Answer with nothing except the number of lines that contain the word "corriente".

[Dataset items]
----

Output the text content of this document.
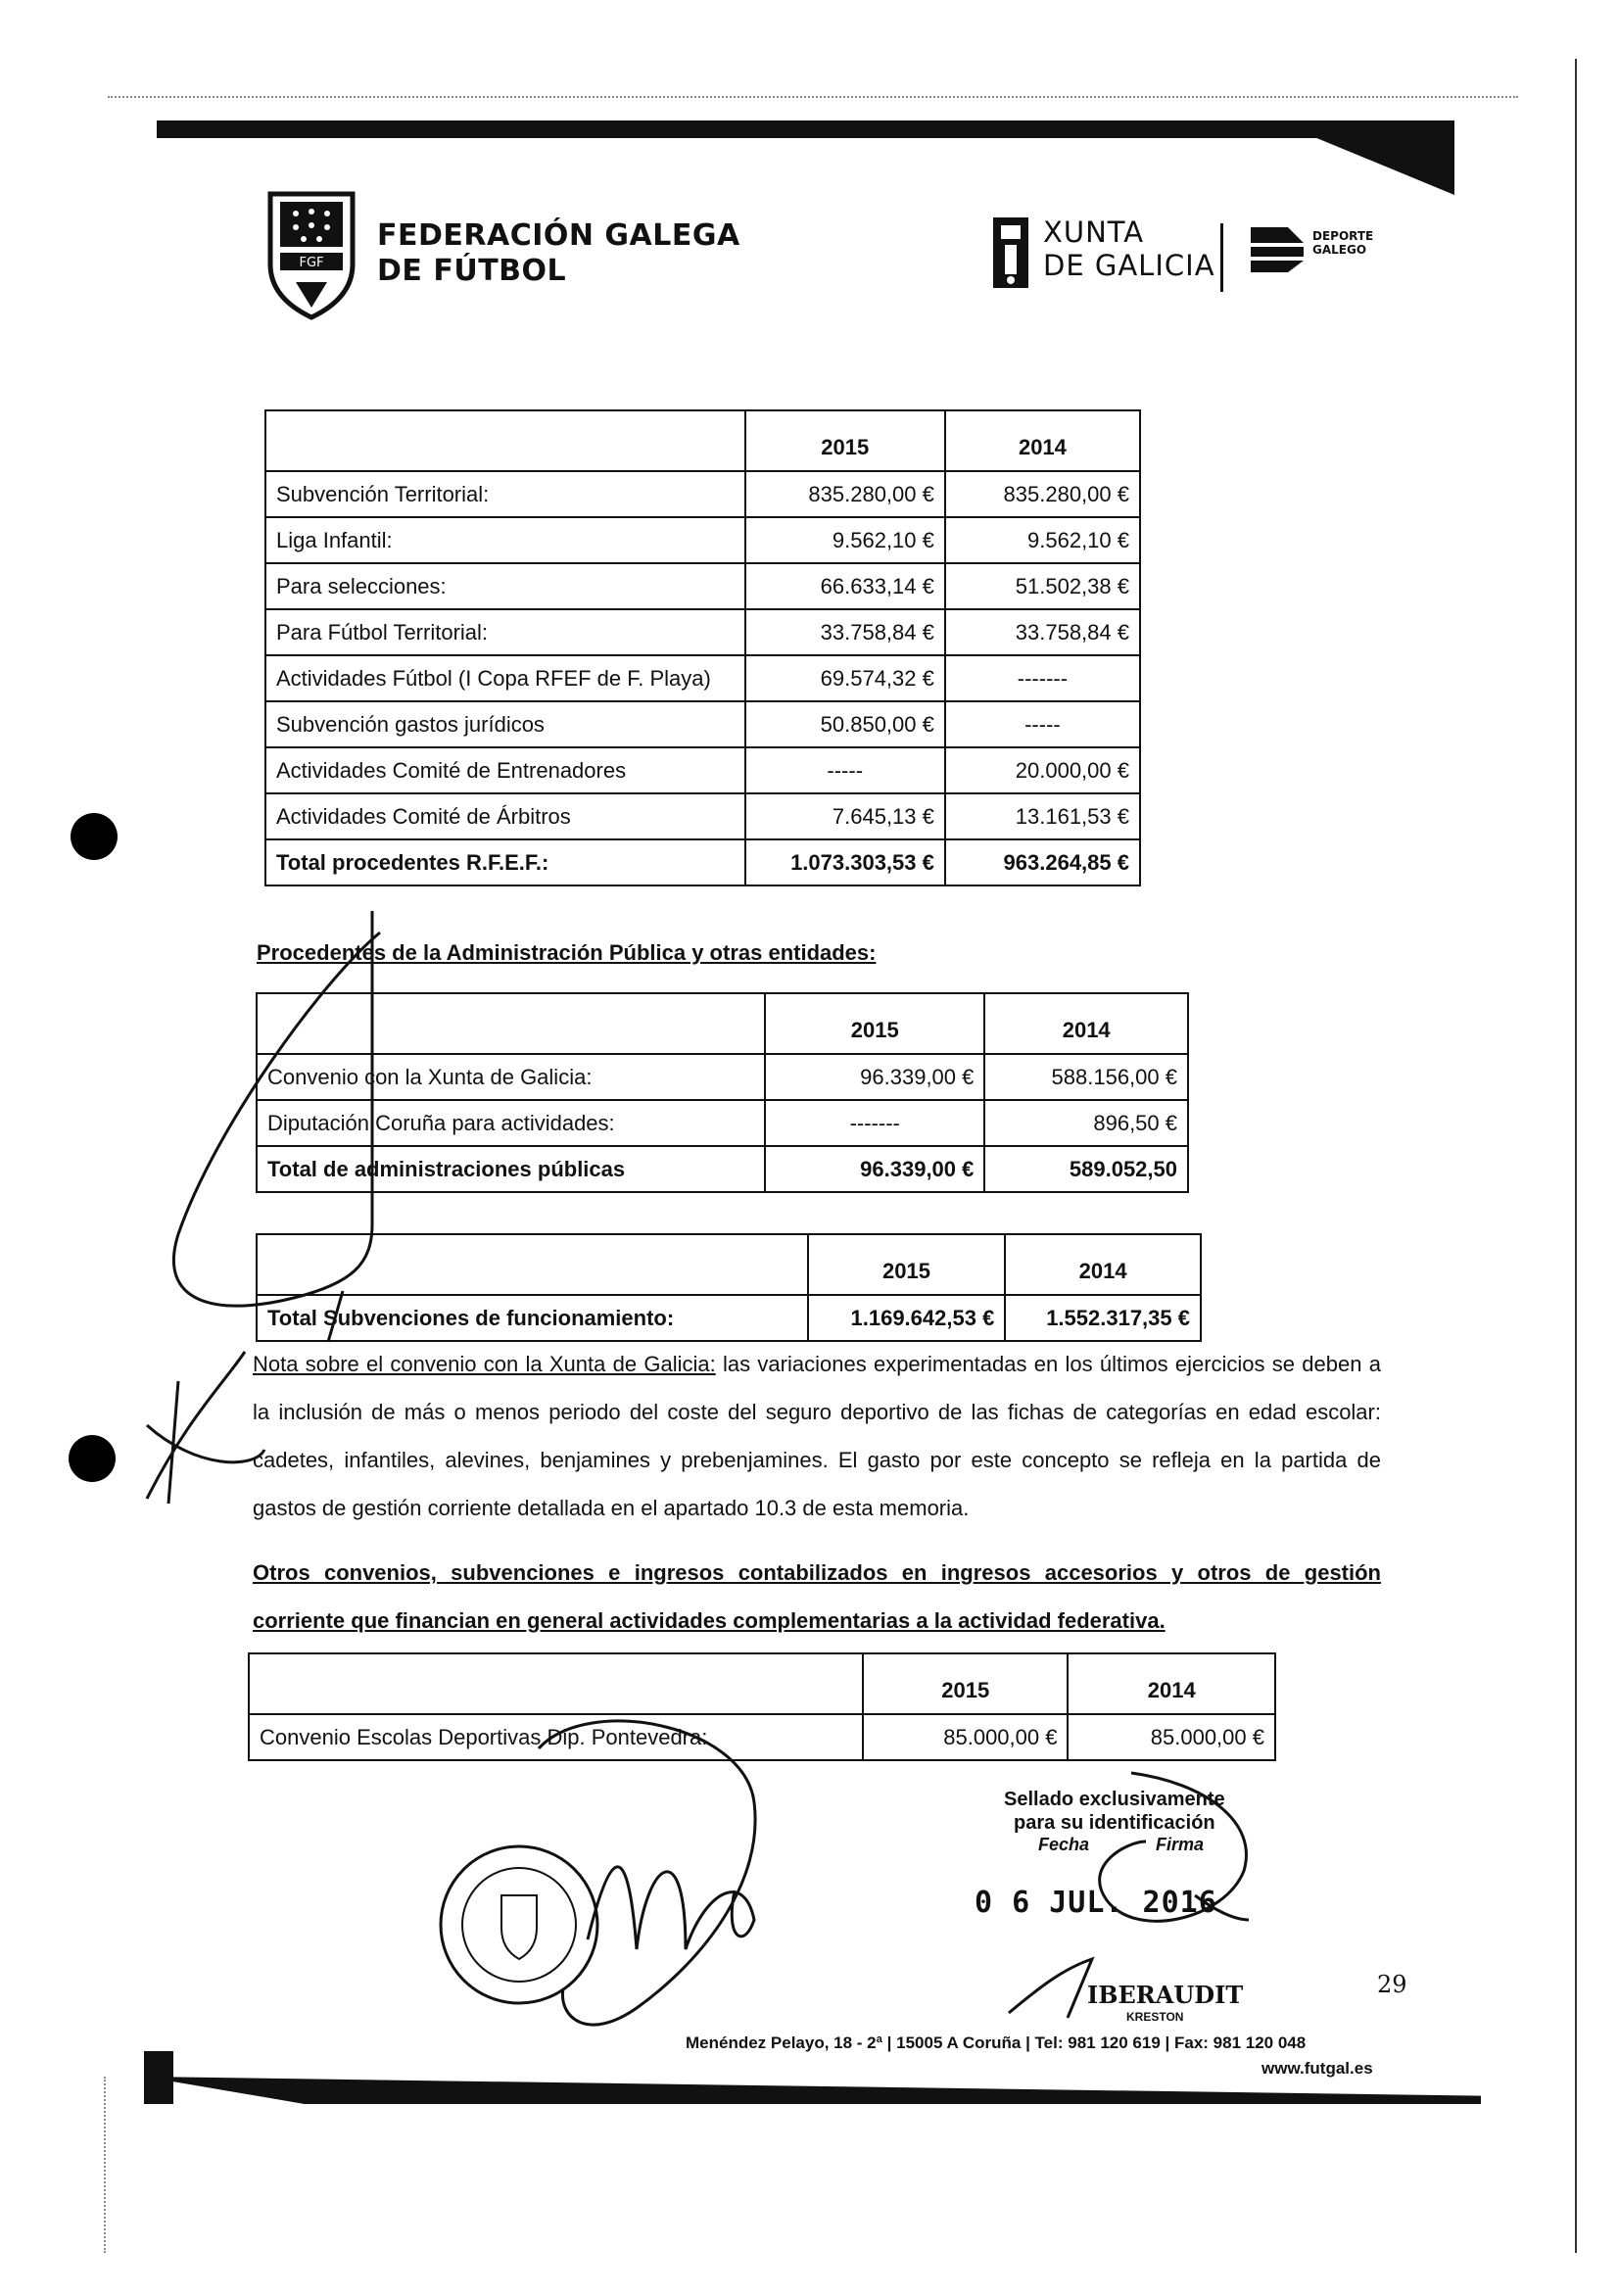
FGF
FEDERACIÓN GALEGA
DE FÚTBOL
XUNTA
DE GALICIA
DEPORTE
GALEGO
	2015	2014
Subvención Territorial:	835.280,00 €	835.280,00 €
Liga Infantil:	9.562,10 €	9.562,10 €
Para selecciones:	66.633,14 €	51.502,38 €
Para Fútbol Territorial:	33.758,84 €	33.758,84 €
Actividades Fútbol (I Copa RFEF de F. Playa)	69.574,32 €	-------
Subvención gastos jurídicos	50.850,00 €	-----
Actividades Comité de Entrenadores	-----	20.000,00 €
Actividades Comité de Árbitros	7.645,13 €	13.161,53 €
Total procedentes R.F.E.F.:	1.073.303,53 €	963.264,85 €
Procedentes de la Administración Pública y otras entidades:
	2015	2014
Convenio con la Xunta de Galicia:	96.339,00 €	588.156,00 €
Diputación Coruña para actividades:	-------	896,50 €
Total de administraciones públicas	96.339,00 €	589.052,50
	2015	2014
Total Subvenciones de funcionamiento:	1.169.642,53 €	1.552.317,35 €
Nota sobre el convenio con la Xunta de Galicia: las variaciones experimentadas en los últimos ejercicios se deben a la inclusión de más o menos periodo del coste del seguro deportivo de las fichas de categorías en edad escolar: cadetes, infantiles, alevines, benjamines y prebenjamines. El gasto por este concepto se refleja en la partida de gastos de gestión corriente detallada en el apartado 10.3 de esta memoria.
Otros convenios, subvenciones e ingresos contabilizados en ingresos accesorios y otros de gestión corriente que financian en general actividades complementarias a la actividad federativa.
	2015	2014
Convenio Escolas Deportivas Dip. Pontevedra:	85.000,00 €	85.000,00 €
Sellado exclusivamente
para su identificación
Fecha	Firma
0 6 JUL. 2016
IBERAUDIT
KRESTON
29
Menéndez Pelayo, 18 - 2ª | 15005 A Coruña | Tel: 981 120 619 | Fax: 981 120 048
www.futgal.es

----

## Exercise output
2